**Exercise task:**
In the listing that follows, count each line where the word "количество" appears; write nothing but the count.

==== Records for this task

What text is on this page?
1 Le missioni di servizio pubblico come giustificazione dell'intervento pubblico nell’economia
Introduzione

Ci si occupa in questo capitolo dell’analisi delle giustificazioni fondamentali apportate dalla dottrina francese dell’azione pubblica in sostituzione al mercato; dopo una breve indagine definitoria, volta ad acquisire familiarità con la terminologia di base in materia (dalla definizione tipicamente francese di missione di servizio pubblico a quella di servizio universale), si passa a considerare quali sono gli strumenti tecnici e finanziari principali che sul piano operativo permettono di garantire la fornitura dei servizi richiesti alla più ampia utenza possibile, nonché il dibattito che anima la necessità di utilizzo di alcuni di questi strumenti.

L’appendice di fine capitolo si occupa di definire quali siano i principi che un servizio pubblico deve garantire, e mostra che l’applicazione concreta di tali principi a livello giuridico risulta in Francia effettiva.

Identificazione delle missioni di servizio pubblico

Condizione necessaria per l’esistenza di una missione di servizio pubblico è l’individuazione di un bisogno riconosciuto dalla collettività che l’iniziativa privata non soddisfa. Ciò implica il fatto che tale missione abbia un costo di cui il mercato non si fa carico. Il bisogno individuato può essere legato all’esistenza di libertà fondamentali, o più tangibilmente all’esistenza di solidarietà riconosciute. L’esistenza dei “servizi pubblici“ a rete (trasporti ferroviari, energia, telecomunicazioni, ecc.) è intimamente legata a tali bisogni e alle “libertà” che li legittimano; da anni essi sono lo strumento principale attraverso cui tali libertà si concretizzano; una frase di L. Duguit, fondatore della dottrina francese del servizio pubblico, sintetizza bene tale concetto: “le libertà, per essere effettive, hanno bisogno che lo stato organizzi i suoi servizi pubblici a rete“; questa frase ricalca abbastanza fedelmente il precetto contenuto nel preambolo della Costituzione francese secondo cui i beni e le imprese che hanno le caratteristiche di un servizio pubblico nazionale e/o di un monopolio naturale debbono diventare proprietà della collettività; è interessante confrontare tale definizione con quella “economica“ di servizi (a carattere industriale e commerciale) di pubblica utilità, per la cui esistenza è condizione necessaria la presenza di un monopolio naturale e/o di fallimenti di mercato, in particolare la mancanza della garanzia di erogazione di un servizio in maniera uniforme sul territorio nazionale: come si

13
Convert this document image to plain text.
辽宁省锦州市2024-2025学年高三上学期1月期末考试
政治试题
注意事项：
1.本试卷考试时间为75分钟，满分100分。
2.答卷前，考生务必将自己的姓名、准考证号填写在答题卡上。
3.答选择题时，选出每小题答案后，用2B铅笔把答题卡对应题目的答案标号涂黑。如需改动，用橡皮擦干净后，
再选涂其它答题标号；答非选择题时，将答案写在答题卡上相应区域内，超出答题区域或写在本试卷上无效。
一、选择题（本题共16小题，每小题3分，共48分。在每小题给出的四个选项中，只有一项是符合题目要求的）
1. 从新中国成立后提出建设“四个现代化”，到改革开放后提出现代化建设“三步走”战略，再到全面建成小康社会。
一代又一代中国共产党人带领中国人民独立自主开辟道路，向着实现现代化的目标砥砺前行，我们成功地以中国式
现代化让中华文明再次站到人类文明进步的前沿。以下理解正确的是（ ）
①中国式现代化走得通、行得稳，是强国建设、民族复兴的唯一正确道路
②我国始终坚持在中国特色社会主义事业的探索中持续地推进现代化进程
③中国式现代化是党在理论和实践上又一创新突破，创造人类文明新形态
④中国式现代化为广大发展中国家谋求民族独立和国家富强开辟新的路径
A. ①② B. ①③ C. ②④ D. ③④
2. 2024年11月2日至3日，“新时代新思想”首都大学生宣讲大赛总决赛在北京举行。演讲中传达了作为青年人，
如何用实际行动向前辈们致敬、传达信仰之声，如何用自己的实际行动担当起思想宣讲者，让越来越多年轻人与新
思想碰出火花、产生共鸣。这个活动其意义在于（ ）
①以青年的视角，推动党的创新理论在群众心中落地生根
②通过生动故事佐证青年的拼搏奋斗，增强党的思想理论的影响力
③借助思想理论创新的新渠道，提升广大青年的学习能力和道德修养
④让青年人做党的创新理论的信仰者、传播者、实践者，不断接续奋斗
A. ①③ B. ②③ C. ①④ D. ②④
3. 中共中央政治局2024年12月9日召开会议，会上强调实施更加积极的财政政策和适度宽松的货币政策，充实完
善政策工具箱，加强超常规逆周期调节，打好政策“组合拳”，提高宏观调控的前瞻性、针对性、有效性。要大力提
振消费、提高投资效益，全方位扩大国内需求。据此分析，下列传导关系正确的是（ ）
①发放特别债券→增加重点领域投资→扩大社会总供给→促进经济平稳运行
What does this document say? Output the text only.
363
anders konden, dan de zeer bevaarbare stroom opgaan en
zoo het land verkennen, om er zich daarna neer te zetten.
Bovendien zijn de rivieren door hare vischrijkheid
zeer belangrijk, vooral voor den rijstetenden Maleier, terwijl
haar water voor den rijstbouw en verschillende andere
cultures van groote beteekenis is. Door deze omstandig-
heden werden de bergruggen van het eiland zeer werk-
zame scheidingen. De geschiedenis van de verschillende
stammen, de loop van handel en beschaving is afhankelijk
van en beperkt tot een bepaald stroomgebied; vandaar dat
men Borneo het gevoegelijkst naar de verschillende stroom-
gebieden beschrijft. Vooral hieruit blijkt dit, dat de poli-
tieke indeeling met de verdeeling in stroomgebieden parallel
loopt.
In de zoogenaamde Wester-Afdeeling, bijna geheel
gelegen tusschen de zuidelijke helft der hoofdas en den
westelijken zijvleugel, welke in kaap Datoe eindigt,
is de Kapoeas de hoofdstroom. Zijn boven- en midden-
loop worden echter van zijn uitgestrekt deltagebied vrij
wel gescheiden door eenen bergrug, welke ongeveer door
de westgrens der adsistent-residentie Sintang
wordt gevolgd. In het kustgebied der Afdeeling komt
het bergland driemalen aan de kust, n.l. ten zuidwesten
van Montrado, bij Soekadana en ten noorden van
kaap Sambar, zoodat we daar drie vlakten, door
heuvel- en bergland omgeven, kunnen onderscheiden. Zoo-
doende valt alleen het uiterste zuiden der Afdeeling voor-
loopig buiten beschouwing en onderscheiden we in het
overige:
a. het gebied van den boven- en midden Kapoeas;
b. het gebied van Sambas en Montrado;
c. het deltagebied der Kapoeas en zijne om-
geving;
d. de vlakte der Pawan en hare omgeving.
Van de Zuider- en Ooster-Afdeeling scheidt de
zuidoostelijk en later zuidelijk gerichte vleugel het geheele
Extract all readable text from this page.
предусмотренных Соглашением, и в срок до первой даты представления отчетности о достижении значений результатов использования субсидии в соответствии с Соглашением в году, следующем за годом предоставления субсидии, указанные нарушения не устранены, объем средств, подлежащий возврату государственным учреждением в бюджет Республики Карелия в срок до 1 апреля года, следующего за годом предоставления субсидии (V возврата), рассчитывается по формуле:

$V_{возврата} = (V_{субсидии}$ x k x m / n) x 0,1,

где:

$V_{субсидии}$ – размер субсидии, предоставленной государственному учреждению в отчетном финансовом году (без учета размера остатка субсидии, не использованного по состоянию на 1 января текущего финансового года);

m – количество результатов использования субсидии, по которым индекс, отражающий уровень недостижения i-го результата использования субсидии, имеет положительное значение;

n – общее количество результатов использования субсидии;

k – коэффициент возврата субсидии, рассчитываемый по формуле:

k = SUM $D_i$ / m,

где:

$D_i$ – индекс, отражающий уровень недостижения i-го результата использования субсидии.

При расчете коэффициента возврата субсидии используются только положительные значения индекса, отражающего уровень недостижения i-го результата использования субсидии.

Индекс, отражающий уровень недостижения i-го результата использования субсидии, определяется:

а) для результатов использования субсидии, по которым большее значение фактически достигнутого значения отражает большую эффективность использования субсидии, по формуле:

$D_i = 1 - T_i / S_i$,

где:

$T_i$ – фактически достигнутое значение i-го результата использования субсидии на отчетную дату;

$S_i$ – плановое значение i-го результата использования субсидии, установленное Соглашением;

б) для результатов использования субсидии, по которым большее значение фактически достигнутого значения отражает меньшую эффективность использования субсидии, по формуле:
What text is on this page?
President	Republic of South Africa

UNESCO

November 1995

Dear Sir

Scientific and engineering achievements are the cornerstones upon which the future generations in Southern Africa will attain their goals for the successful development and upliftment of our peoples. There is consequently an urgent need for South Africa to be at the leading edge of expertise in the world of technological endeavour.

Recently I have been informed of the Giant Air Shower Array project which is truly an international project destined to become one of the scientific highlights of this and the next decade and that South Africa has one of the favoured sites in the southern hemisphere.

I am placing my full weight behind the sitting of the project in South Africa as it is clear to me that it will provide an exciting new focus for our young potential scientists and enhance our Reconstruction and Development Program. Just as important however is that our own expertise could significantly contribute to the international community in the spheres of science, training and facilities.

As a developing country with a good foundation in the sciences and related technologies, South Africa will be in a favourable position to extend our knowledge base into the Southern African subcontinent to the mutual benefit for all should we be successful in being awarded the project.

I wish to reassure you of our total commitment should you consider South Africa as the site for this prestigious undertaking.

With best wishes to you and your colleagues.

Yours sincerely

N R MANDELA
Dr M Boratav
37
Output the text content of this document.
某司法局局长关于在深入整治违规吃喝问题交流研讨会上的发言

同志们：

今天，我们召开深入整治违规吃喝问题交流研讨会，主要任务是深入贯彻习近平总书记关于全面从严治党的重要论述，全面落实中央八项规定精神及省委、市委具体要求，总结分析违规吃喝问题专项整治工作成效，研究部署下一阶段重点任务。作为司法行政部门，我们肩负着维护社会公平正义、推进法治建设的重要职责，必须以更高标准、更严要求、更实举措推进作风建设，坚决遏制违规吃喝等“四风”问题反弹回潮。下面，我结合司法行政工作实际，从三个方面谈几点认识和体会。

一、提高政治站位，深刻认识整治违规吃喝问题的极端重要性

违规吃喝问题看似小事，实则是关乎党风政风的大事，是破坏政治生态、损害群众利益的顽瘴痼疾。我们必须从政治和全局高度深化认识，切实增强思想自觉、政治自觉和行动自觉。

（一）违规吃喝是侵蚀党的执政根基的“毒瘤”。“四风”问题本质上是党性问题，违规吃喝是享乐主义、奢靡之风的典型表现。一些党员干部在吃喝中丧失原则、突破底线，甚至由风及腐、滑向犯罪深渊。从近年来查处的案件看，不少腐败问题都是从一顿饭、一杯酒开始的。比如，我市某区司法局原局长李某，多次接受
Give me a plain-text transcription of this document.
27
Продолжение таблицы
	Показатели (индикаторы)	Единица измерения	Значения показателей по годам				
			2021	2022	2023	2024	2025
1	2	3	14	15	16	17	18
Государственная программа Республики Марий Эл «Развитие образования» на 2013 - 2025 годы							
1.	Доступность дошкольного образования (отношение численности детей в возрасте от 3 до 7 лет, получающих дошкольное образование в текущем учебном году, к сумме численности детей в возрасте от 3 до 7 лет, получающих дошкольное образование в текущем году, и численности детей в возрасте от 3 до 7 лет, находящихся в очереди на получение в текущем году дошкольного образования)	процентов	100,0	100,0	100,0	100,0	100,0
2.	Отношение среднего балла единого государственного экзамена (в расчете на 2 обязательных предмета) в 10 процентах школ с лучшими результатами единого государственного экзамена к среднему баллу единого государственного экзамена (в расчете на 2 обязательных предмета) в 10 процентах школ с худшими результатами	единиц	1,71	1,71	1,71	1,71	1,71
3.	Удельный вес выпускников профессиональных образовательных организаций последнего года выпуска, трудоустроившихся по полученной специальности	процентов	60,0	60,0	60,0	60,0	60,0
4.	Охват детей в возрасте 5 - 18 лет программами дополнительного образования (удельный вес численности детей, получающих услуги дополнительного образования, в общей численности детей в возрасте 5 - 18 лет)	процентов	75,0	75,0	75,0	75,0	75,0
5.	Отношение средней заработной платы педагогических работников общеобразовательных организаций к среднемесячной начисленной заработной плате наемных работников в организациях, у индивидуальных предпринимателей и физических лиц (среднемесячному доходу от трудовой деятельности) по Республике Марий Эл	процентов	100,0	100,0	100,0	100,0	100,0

========

**Task result:**
2